▶ [MATERIAL FOR THE TASK]
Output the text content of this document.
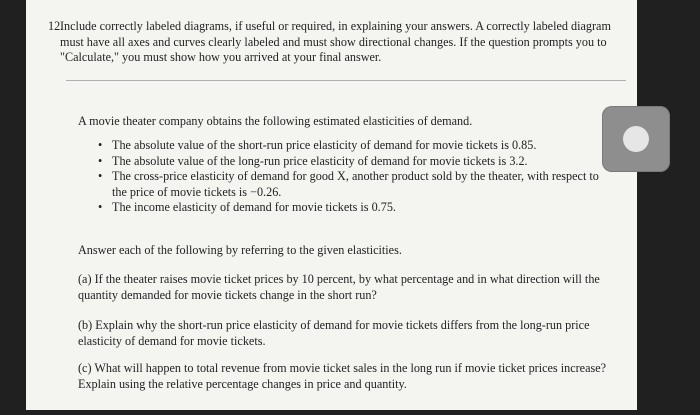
12.

Include correctly labeled diagrams, if useful or required, in explaining your answers. A correctly labeled diagram must have all axes and curves clearly labeled and must show directional changes. If the question prompts you to "Calculate," you must show how you arrived at your final answer.

A movie theater company obtains the following estimated elasticities of demand.

• The absolute value of the short-run price elasticity of demand for movie tickets is 0.85.
• The absolute value of the long-run price elasticity of demand for movie tickets is 3.2.
• The cross-price elasticity of demand for good X, another product sold by the theater, with respect to the price of movie tickets is −0.26.
• The income elasticity of demand for movie tickets is 0.75.

Answer each of the following by referring to the given elasticities.

(a) If the theater raises movie ticket prices by 10 percent, by what percentage and in what direction will the quantity demanded for movie tickets change in the short run?

(b) Explain why the short-run price elasticity of demand for movie tickets differs from the long-run price elasticity of demand for movie tickets.

(c) What will happen to total revenue from movie ticket sales in the long run if movie ticket prices increase? Explain using the relative percentage changes in price and quantity.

▶ [WHAT THE TASK ASKS] Reproduce every record above exactly, omitting the pictures.

▶ [RESULT OF THE TASK]
Output the text content of this document.
12.

Include correctly labeled diagrams, if useful or required, in explaining your answers. A correctly labeled diagram must have all axes and curves clearly labeled and must show directional changes. If the question prompts you to "Calculate," you must show how you arrived at your final answer.

A movie theater company obtains the following estimated elasticities of demand.

• The absolute value of the short-run price elasticity of demand for movie tickets is 0.85.
• The absolute value of the long-run price elasticity of demand for movie tickets is 3.2.
• The cross-price elasticity of demand for good X, another product sold by the theater, with respect to the price of movie tickets is −0.26.
• The income elasticity of demand for movie tickets is 0.75.

Answer each of the following by referring to the given elasticities.

(a) If the theater raises movie ticket prices by 10 percent, by what percentage and in what direction will the quantity demanded for movie tickets change in the short run?

(b) Explain why the short-run price elasticity of demand for movie tickets differs from the long-run price elasticity of demand for movie tickets.

(c) What will happen to total revenue from movie ticket sales in the long run if movie ticket prices increase? Explain using the relative percentage changes in price and quantity.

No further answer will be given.